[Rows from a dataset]

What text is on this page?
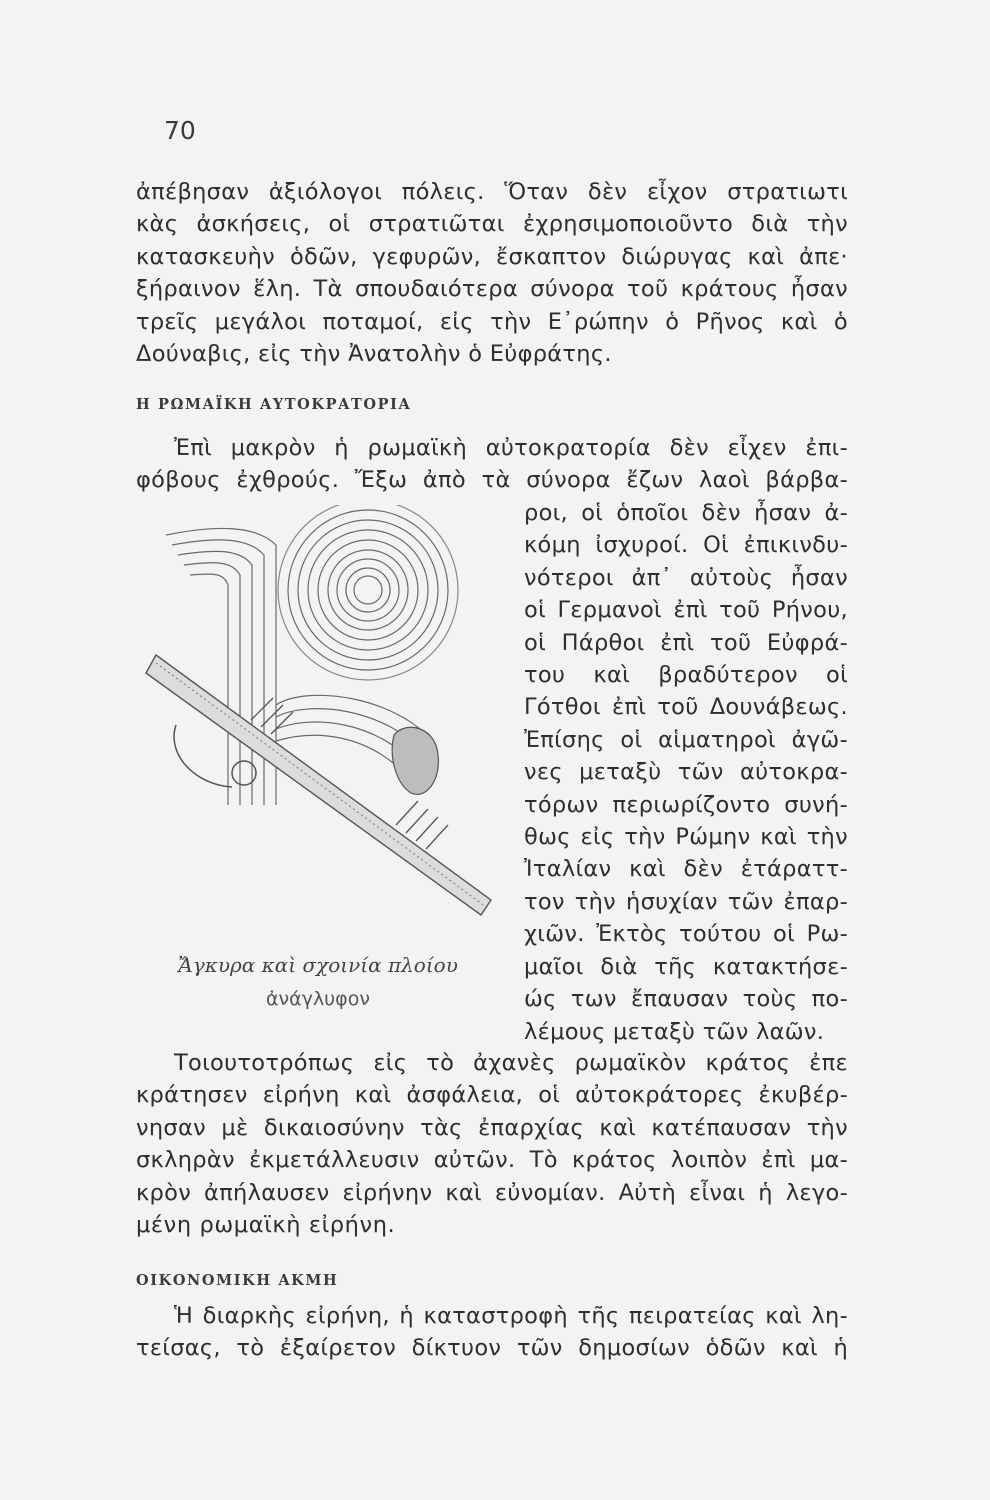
70
ἀπέβησαν ἀξιόλογοι πόλεις. Ὅταν δὲν εἶχον στρατιωτι
κὰς ἀσκήσεις, οἱ στρατιῶται ἐχρησιμοποιοῦντο διὰ τὴν
κατασκευὴν ὁδῶν, γεφυρῶν, ἔσκαπτον διώρυγας καὶ ἀπε·
ξήραινον ἕλη. Τὰ σπουδαιότερα σύνορα τοῦ κράτους ἦσαν
τρεῖς μεγάλοι ποταμοί, εἰς τὴν Ε᾽ρώπην ὁ Ρῆνος καὶ ὁ
Δούναβις, εἰς τὴν Ἀνατολὴν ὁ Εὐφράτης.
Η ΡΩΜΑΪΚΗ ΑΥΤΟΚΡΑΤΟΡΙΑ
Ἐπὶ μακρὸν ἡ ρωμαϊκὴ αὐτοκρατορία δὲν εἶχεν ἐπι-
φόβους ἐχθρούς. Ἔξω ἀπὸ τὰ σύνορα ἔζων λαοὶ βάρβα-
Ἄγκυρα καὶ σχοινία πλοίου
ἀνάγλυφον
ροι, οἱ ὁποῖοι δὲν ἦσαν ἀ-
κόμη ἰσχυροί. Οἱ ἐπικινδυ-
νότεροι ἀπ᾽ αὐτοὺς ἦσαν
οἱ Γερμανοὶ ἐπὶ τοῦ Ρήνου,
οἱ Πάρθοι ἐπὶ τοῦ Εὐφρά-
του καὶ βραδύτερον οἱ
Γότθοι ἐπὶ τοῦ Δουνάβεως.
Ἐπίσης οἱ αἱματηροὶ ἀγῶ-
νες μεταξὺ τῶν αὐτοκρα-
τόρων περιωρίζοντο συνή-
θως εἰς τὴν Ρώμην καὶ τὴν
Ἰταλίαν καὶ δὲν ἐτάραττ-
τον τὴν ἡσυχίαν τῶν ἐπαρ-
χιῶν. Ἐκτὸς τούτου οἱ Ρω-
μαῖοι διὰ τῆς κατακτήσε-
ώς των ἔπαυσαν τοὺς πο-
λέμους μεταξὺ τῶν λαῶν.
Τοιουτοτρόπως εἰς τὸ ἀχανὲς ρωμαϊκὸν κράτος ἐπε
κράτησεν εἰρήνη καὶ ἀσφάλεια, οἱ αὐτοκράτορες ἐκυβέρ-
νησαν μὲ δικαιοσύνην τὰς ἐπαρχίας καὶ κατέπαυσαν τὴν
σκληρὰν ἐκμετάλλευσιν αὐτῶν. Τὸ κράτος λοιπὸν ἐπὶ μα-
κρὸν ἀπήλαυσεν εἰρήνην καὶ εὐνομίαν. Αὐτὴ εἶναι ἡ λεγο-
μένη ρωμαϊκὴ εἰρήνη.
ΟΙΚΟΝΟΜΙΚΗ ΑΚΜΗ
Ἡ διαρκὴς εἰρήνη, ἡ καταστροφὴ τῆς πειρατείας καὶ λη-
τείσας, τὸ ἐξαίρετον δίκτυον τῶν δημοσίων ὁδῶν καὶ ἡ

= Directive =
Retype each record exactly as it stands, but do not include the pictures.

= Result below =
What text is on this page?
70
ἀπέβησαν ἀξιόλογοι πόλεις. Ὅταν δὲν εἶχον στρατιωτι
κὰς ἀσκήσεις, οἱ στρατιῶται ἐχρησιμοποιοῦντο διὰ τὴν
κατασκευὴν ὁδῶν, γεφυρῶν, ἔσκαπτον διώρυγας καὶ ἀπε·
ξήραινον ἕλη. Τὰ σπουδαιότερα σύνορα τοῦ κράτους ἦσαν
τρεῖς μεγάλοι ποταμοί, εἰς τὴν Ε᾽ρώπην ὁ Ρῆνος καὶ ὁ
Δούναβις, εἰς τὴν Ἀνατολὴν ὁ Εὐφράτης.
Η ΡΩΜΑΪΚΗ ΑΥΤΟΚΡΑΤΟΡΙΑ
Ἐπὶ μακρὸν ἡ ρωμαϊκὴ αὐτοκρατορία δὲν εἶχεν ἐπι-
φόβους ἐχθρούς. Ἔξω ἀπὸ τὰ σύνορα ἔζων λαοὶ βάρβα-
Ἄγκυρα καὶ σχοινία πλοίου
ἀνάγλυφον
ροι, οἱ ὁποῖοι δὲν ἦσαν ἀ-
κόμη ἰσχυροί. Οἱ ἐπικινδυ-
νότεροι ἀπ᾽ αὐτοὺς ἦσαν
οἱ Γερμανοὶ ἐπὶ τοῦ Ρήνου,
οἱ Πάρθοι ἐπὶ τοῦ Εὐφρά-
του καὶ βραδύτερον οἱ
Γότθοι ἐπὶ τοῦ Δουνάβεως.
Ἐπίσης οἱ αἱματηροὶ ἀγῶ-
νες μεταξὺ τῶν αὐτοκρα-
τόρων περιωρίζοντο συνή-
θως εἰς τὴν Ρώμην καὶ τὴν
Ἰταλίαν καὶ δὲν ἐτάραττ-
τον τὴν ἡσυχίαν τῶν ἐπαρ-
χιῶν. Ἐκτὸς τούτου οἱ Ρω-
μαῖοι διὰ τῆς κατακτήσε-
ώς των ἔπαυσαν τοὺς πο-
λέμους μεταξὺ τῶν λαῶν.
Τοιουτοτρόπως εἰς τὸ ἀχανὲς ρωμαϊκὸν κράτος ἐπε
κράτησεν εἰρήνη καὶ ἀσφάλεια, οἱ αὐτοκράτορες ἐκυβέρ-
νησαν μὲ δικαιοσύνην τὰς ἐπαρχίας καὶ κατέπαυσαν τὴν
σκληρὰν ἐκμετάλλευσιν αὐτῶν. Τὸ κράτος λοιπὸν ἐπὶ μα-
κρὸν ἀπήλαυσεν εἰρήνην καὶ εὐνομίαν. Αὐτὴ εἶναι ἡ λεγο-
μένη ρωμαϊκὴ εἰρήνη.
ΟΙΚΟΝΟΜΙΚΗ ΑΚΜΗ
Ἡ διαρκὴς εἰρήνη, ἡ καταστροφὴ τῆς πειρατείας καὶ λη-
τείσας, τὸ ἐξαίρετον δίκτυον τῶν δημοσίων ὁδῶν καὶ ἡ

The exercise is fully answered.